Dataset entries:
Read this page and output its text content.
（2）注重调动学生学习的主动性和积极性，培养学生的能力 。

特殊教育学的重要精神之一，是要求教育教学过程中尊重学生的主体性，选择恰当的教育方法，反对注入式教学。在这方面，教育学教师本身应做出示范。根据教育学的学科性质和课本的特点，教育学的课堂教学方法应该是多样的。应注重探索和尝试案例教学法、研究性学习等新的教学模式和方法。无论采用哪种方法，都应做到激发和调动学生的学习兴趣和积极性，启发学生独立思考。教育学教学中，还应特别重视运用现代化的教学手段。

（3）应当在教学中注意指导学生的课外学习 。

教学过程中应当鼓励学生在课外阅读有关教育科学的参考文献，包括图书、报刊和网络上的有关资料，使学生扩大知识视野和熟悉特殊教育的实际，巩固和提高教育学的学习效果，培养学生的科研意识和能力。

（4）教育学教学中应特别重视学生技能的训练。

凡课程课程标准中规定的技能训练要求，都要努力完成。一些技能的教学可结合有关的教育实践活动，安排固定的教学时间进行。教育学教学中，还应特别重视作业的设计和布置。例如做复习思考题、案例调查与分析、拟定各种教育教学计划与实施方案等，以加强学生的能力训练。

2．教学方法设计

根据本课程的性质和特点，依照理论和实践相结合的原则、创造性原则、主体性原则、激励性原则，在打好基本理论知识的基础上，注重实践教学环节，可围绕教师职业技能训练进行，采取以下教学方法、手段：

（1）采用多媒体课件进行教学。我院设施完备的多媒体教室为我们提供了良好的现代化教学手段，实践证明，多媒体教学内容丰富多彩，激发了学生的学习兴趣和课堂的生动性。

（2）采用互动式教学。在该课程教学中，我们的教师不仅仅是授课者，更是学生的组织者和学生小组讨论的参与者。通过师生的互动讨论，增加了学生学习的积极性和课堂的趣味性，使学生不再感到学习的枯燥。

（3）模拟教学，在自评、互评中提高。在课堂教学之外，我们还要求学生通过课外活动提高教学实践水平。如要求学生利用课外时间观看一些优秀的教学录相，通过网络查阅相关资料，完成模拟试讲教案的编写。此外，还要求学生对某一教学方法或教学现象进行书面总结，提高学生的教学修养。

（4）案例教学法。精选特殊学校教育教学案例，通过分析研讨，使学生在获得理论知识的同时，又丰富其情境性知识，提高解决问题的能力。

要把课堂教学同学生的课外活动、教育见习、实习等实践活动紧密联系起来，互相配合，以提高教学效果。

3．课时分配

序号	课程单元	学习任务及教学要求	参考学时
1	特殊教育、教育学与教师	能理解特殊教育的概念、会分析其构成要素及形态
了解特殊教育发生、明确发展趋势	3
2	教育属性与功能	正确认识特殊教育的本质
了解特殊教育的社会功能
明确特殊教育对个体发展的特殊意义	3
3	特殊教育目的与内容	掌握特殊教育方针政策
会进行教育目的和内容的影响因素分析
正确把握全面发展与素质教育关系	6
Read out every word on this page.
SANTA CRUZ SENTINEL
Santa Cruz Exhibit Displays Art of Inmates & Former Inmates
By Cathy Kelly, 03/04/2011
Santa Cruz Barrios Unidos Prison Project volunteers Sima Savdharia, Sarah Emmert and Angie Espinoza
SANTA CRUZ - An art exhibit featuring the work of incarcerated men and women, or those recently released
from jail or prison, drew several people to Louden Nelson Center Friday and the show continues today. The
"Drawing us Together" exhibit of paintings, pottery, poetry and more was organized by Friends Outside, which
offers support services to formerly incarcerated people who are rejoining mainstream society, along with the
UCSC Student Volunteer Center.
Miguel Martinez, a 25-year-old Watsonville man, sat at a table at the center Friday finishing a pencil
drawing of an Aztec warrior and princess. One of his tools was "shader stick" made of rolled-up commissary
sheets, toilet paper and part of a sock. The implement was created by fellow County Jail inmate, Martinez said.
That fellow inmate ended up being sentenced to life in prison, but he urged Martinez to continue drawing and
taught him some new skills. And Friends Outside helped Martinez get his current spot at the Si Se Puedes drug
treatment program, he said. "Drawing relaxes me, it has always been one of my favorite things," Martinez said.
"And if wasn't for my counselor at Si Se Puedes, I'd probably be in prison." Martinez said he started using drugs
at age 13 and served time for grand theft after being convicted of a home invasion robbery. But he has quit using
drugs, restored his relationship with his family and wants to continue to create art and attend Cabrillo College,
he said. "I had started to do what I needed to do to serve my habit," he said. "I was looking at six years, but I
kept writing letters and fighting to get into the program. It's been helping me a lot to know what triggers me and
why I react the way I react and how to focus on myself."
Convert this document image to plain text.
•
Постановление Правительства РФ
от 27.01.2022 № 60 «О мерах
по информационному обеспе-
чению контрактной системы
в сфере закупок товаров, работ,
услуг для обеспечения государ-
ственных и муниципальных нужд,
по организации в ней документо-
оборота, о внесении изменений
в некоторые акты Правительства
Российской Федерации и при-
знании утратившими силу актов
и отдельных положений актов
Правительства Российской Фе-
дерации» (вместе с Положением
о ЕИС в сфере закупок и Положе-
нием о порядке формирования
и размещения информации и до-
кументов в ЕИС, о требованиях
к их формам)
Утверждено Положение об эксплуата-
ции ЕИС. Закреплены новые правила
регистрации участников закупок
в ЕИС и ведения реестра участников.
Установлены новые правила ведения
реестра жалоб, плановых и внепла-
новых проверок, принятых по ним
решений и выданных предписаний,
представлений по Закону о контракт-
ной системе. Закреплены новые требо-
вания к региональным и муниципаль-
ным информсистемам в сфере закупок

> SET EXERCISE
Of the lines in the material, how many include "Friends"? Respond with the number alone.

> SOLUTION BELOW
2